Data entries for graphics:
-- begin --

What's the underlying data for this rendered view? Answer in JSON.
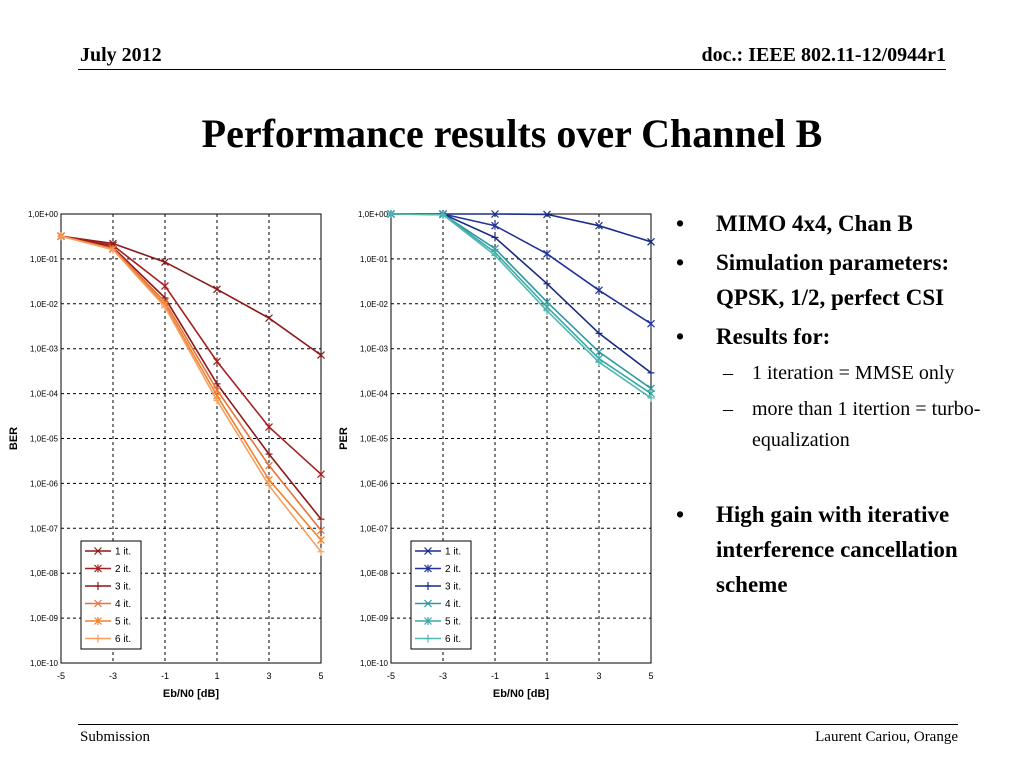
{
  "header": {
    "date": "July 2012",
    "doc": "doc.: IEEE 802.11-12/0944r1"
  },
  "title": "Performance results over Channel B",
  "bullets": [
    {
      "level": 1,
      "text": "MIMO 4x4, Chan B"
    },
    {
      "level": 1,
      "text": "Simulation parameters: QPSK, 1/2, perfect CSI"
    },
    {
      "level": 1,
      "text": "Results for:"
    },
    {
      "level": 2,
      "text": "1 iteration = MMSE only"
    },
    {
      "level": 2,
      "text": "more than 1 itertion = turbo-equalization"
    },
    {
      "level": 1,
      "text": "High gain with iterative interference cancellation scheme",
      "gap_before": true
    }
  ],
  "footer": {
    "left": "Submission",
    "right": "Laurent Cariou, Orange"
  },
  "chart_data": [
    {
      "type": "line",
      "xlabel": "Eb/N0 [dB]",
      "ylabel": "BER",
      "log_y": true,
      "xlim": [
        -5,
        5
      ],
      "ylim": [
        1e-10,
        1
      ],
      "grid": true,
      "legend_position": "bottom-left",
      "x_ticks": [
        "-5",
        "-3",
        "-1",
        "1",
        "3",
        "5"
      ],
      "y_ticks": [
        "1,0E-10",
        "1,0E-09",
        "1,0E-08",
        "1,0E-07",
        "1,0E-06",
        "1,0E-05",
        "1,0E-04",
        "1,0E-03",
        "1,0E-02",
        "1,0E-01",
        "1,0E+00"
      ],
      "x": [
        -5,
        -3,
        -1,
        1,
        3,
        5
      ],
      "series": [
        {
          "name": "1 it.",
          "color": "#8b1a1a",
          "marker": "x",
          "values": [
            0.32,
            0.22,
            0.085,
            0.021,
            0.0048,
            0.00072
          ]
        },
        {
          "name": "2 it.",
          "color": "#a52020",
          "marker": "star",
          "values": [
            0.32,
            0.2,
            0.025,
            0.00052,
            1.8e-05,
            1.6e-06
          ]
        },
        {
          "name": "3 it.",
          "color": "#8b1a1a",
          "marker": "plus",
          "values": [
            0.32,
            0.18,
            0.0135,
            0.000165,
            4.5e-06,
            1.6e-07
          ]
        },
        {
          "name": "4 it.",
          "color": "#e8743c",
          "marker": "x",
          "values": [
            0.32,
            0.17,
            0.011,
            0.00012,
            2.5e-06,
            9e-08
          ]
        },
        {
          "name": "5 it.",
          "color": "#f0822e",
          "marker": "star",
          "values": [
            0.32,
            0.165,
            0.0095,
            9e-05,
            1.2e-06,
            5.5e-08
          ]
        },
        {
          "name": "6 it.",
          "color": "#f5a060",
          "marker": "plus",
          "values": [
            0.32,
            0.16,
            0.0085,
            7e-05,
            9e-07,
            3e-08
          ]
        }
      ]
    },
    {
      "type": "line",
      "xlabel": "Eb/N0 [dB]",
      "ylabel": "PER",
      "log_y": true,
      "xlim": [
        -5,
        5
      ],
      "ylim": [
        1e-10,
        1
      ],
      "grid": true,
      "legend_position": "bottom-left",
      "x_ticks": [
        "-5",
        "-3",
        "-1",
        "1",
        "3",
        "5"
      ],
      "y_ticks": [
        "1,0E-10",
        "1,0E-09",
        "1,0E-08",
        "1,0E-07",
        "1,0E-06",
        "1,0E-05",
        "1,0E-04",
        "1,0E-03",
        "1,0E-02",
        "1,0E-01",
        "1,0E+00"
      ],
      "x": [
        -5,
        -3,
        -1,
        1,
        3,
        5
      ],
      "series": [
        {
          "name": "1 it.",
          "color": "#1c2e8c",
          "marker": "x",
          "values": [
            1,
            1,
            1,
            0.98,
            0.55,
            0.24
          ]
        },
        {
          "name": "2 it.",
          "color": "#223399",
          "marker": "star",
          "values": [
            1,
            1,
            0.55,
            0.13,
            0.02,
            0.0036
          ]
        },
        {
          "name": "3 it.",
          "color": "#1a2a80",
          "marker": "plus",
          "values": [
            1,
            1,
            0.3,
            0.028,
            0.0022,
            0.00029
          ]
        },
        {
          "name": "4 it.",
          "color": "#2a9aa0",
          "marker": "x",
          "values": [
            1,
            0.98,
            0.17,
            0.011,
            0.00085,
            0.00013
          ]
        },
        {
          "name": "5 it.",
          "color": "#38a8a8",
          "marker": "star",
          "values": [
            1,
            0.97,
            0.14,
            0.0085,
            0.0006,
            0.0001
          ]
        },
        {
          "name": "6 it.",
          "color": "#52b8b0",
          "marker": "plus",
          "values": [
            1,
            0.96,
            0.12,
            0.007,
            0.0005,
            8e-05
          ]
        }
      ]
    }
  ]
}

-- end --

WHAT IS EXPECTED
Your task is to reproduce all of the material exactly. The pictures stay out.

THE RESULT
What's the underlying data for this rendered view? Answer in JSON.
{
  "header": {
    "date": "July 2012",
    "doc": "doc.: IEEE 802.11-12/0944r1"
  },
  "title": "Performance results over Channel B",
  "bullets": [
    {
      "level": 1,
      "text": "MIMO 4x4, Chan B"
    },
    {
      "level": 1,
      "text": "Simulation parameters: QPSK, 1/2, perfect CSI"
    },
    {
      "level": 1,
      "text": "Results for:"
    },
    {
      "level": 2,
      "text": "1 iteration = MMSE only"
    },
    {
      "level": 2,
      "text": "more than 1 itertion = turbo-equalization"
    },
    {
      "level": 1,
      "text": "High gain with iterative interference cancellation scheme",
      "gap_before": true
    }
  ],
  "footer": {
    "left": "Submission",
    "right": "Laurent Cariou, Orange"
  },
  "chart_data": [
    {
      "type": "line",
      "xlabel": "Eb/N0 [dB]",
      "ylabel": "BER",
      "log_y": true,
      "xlim": [
        -5,
        5
      ],
      "ylim": [
        1e-10,
        1
      ],
      "grid": true,
      "legend_position": "bottom-left",
      "x_ticks": [
        "-5",
        "-3",
        "-1",
        "1",
        "3",
        "5"
      ],
      "y_ticks": [
        "1,0E-10",
        "1,0E-09",
        "1,0E-08",
        "1,0E-07",
        "1,0E-06",
        "1,0E-05",
        "1,0E-04",
        "1,0E-03",
        "1,0E-02",
        "1,0E-01",
        "1,0E+00"
      ],
      "x": [
        -5,
        -3,
        -1,
        1,
        3,
        5
      ],
      "series": [
        {
          "name": "1 it.",
          "color": "#8b1a1a",
          "marker": "x",
          "values": [
            0.32,
            0.22,
            0.085,
            0.021,
            0.0048,
            0.00072
          ]
        },
        {
          "name": "2 it.",
          "color": "#a52020",
          "marker": "star",
          "values": [
            0.32,
            0.2,
            0.025,
            0.00052,
            1.8e-05,
            1.6e-06
          ]
        },
        {
          "name": "3 it.",
          "color": "#8b1a1a",
          "marker": "plus",
          "values": [
            0.32,
            0.18,
            0.0135,
            0.000165,
            4.5e-06,
            1.6e-07
          ]
        },
        {
          "name": "4 it.",
          "color": "#e8743c",
          "marker": "x",
          "values": [
            0.32,
            0.17,
            0.011,
            0.00012,
            2.5e-06,
            9e-08
          ]
        },
        {
          "name": "5 it.",
          "color": "#f0822e",
          "marker": "star",
          "values": [
            0.32,
            0.165,
            0.0095,
            9e-05,
            1.2e-06,
            5.5e-08
          ]
        },
        {
          "name": "6 it.",
          "color": "#f5a060",
          "marker": "plus",
          "values": [
            0.32,
            0.16,
            0.0085,
            7e-05,
            9e-07,
            3e-08
          ]
        }
      ]
    },
    {
      "type": "line",
      "xlabel": "Eb/N0 [dB]",
      "ylabel": "PER",
      "log_y": true,
      "xlim": [
        -5,
        5
      ],
      "ylim": [
        1e-10,
        1
      ],
      "grid": true,
      "legend_position": "bottom-left",
      "x_ticks": [
        "-5",
        "-3",
        "-1",
        "1",
        "3",
        "5"
      ],
      "y_ticks": [
        "1,0E-10",
        "1,0E-09",
        "1,0E-08",
        "1,0E-07",
        "1,0E-06",
        "1,0E-05",
        "1,0E-04",
        "1,0E-03",
        "1,0E-02",
        "1,0E-01",
        "1,0E+00"
      ],
      "x": [
        -5,
        -3,
        -1,
        1,
        3,
        5
      ],
      "series": [
        {
          "name": "1 it.",
          "color": "#1c2e8c",
          "marker": "x",
          "values": [
            1,
            1,
            1,
            0.98,
            0.55,
            0.24
          ]
        },
        {
          "name": "2 it.",
          "color": "#223399",
          "marker": "star",
          "values": [
            1,
            1,
            0.55,
            0.13,
            0.02,
            0.0036
          ]
        },
        {
          "name": "3 it.",
          "color": "#1a2a80",
          "marker": "plus",
          "values": [
            1,
            1,
            0.3,
            0.028,
            0.0022,
            0.00029
          ]
        },
        {
          "name": "4 it.",
          "color": "#2a9aa0",
          "marker": "x",
          "values": [
            1,
            0.98,
            0.17,
            0.011,
            0.00085,
            0.00013
          ]
        },
        {
          "name": "5 it.",
          "color": "#38a8a8",
          "marker": "star",
          "values": [
            1,
            0.97,
            0.14,
            0.0085,
            0.0006,
            0.0001
          ]
        },
        {
          "name": "6 it.",
          "color": "#52b8b0",
          "marker": "plus",
          "values": [
            1,
            0.96,
            0.12,
            0.007,
            0.0005,
            8e-05
          ]
        }
      ]
    }
  ]
}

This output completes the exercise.